= What to work on =
Compile every line that includes the word "cuerpo".
- - -
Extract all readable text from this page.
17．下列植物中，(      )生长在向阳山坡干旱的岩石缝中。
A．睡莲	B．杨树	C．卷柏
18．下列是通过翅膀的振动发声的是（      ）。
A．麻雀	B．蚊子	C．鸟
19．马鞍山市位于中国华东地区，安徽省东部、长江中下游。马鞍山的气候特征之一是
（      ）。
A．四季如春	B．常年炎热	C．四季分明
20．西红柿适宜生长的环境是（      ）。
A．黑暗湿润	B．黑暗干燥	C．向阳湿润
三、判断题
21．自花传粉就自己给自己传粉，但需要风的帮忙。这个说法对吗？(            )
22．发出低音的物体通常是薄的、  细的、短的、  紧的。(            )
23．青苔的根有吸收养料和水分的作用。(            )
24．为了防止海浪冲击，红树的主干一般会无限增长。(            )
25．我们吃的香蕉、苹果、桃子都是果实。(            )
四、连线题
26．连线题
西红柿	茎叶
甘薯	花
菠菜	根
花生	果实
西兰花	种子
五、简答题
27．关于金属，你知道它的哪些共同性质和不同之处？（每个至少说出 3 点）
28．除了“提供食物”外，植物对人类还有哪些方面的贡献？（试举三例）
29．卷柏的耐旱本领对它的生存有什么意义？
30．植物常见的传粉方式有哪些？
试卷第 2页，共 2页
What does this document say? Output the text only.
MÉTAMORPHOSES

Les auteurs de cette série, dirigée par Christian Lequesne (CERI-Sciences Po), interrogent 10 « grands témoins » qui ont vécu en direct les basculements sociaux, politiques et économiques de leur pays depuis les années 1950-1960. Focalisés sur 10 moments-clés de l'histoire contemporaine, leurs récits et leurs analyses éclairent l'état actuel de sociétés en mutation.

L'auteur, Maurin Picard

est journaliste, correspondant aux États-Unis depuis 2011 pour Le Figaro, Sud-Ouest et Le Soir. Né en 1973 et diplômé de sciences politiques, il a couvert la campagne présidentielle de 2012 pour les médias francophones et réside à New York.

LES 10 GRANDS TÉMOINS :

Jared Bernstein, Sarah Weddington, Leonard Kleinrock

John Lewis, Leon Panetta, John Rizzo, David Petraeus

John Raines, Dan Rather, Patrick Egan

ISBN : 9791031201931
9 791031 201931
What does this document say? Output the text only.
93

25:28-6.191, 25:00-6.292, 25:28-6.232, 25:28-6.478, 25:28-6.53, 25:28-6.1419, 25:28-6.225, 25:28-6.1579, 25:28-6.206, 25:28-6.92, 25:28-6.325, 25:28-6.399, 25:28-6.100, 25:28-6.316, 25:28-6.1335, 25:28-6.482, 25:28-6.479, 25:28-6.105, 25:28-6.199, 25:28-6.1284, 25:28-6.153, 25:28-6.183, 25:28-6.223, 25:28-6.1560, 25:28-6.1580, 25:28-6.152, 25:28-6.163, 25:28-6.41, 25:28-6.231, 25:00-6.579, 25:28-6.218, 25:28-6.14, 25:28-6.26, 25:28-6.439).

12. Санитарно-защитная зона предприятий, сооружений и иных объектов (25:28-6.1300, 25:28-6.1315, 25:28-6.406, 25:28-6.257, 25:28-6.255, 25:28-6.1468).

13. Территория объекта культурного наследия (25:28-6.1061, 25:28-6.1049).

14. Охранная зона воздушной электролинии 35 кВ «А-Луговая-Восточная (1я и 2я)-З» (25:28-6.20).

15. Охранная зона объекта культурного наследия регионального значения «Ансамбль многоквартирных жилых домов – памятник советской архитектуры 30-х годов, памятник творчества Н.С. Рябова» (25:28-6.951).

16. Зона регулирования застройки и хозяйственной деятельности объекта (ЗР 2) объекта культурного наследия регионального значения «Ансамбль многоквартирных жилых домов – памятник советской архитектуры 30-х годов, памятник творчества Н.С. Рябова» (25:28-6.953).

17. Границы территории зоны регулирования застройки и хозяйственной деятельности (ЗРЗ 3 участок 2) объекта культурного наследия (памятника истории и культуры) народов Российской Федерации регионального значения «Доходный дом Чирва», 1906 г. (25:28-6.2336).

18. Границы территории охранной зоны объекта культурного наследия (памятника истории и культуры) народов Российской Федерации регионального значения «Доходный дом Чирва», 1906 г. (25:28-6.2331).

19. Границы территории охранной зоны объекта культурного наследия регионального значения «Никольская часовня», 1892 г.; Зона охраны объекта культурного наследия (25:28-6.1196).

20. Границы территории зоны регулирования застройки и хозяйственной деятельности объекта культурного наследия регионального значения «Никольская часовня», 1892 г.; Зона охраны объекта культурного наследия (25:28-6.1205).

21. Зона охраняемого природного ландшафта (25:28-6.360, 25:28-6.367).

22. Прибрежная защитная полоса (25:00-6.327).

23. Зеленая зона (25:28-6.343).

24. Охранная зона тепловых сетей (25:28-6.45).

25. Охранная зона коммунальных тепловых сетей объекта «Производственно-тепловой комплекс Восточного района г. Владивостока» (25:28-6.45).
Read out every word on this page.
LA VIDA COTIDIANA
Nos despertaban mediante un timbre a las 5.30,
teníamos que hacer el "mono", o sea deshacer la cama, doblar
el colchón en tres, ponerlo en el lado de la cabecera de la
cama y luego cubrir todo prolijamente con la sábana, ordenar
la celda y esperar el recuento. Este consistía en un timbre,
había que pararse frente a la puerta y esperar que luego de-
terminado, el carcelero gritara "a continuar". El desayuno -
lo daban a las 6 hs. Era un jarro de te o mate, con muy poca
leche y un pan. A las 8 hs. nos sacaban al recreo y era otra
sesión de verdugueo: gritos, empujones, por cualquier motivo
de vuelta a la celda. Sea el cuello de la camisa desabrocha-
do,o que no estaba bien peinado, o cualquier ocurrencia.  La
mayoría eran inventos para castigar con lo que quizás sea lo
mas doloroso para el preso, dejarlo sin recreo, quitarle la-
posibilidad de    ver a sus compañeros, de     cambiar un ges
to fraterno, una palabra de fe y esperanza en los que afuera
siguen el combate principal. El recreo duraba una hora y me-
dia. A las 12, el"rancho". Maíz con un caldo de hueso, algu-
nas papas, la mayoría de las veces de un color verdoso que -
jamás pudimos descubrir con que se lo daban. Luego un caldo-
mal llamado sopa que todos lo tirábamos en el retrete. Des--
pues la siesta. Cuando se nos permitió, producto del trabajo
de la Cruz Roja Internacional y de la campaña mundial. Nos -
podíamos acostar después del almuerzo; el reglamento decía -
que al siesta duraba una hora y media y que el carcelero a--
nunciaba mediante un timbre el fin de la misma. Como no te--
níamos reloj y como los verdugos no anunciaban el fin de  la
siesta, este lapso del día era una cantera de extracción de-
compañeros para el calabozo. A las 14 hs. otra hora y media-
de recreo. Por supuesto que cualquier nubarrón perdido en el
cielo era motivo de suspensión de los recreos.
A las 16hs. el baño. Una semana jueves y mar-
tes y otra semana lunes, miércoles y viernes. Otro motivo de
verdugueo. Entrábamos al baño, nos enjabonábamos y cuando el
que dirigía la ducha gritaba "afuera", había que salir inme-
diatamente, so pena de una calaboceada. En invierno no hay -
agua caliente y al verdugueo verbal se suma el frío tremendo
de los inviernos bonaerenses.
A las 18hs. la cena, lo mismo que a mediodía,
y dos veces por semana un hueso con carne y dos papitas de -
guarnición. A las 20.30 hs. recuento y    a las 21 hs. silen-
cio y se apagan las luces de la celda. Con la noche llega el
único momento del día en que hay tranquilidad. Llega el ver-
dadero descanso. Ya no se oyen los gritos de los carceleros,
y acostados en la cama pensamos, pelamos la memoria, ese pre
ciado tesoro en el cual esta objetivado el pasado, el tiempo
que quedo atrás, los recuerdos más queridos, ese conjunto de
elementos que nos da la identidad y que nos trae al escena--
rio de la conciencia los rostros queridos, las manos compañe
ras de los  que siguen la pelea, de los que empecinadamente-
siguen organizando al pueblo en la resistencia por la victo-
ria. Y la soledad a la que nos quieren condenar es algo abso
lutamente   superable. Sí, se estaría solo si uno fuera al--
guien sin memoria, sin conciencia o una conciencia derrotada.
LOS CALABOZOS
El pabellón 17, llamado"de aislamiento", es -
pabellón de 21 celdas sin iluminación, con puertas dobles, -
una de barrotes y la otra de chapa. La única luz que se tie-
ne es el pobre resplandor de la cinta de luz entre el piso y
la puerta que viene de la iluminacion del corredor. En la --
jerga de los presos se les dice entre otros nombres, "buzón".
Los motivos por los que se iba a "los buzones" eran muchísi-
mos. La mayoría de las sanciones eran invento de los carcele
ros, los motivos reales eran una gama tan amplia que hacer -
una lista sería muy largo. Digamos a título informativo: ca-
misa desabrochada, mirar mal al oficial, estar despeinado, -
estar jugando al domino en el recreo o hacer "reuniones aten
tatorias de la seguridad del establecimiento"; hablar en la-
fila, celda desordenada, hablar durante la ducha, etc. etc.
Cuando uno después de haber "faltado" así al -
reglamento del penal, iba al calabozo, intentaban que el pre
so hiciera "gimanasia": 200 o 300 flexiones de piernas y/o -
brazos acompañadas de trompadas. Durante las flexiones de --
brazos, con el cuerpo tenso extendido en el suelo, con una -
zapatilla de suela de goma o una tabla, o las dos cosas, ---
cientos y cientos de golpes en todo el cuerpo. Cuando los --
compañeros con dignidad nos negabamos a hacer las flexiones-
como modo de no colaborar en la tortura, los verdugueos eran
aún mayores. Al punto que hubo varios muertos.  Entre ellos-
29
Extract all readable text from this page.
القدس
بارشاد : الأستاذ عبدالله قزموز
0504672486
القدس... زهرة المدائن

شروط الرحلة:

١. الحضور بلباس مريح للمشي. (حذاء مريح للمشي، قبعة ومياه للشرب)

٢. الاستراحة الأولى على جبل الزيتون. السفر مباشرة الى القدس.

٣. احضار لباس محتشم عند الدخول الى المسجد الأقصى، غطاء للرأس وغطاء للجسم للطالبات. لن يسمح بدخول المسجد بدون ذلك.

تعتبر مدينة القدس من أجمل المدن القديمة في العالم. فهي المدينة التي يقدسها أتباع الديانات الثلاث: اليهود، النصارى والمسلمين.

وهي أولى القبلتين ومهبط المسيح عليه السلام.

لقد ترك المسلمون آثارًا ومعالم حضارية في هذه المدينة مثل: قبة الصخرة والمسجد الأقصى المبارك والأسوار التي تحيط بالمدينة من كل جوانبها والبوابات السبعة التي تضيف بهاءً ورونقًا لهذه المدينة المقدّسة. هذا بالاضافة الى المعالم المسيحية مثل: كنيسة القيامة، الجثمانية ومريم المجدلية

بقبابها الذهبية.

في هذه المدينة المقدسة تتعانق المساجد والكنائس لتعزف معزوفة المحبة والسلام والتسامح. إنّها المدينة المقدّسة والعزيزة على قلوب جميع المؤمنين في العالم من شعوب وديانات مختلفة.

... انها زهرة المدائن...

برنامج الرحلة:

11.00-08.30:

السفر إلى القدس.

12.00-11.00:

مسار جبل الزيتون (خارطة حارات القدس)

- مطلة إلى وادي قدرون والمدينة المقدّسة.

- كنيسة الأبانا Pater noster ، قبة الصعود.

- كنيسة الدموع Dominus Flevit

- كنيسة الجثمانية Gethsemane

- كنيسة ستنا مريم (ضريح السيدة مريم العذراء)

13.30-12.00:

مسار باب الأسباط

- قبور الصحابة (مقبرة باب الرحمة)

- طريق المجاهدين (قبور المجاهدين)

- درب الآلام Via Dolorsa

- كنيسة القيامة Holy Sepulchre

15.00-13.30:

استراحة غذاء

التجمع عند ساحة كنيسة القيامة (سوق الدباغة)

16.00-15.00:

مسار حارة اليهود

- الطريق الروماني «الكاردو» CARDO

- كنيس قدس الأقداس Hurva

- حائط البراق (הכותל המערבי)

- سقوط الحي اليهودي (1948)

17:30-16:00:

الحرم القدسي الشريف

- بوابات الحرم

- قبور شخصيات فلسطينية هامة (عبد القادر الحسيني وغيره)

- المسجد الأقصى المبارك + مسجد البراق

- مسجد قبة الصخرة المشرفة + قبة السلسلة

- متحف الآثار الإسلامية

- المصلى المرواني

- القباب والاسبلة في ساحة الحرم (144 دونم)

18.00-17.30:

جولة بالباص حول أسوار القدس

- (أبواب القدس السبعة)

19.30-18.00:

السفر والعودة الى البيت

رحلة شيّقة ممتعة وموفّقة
- - -
= Problem solution =
brazos, con el cuerpo tenso extendido en el suelo, con una -
cientos y cientos de golpes en todo el cuerpo. Cuando los --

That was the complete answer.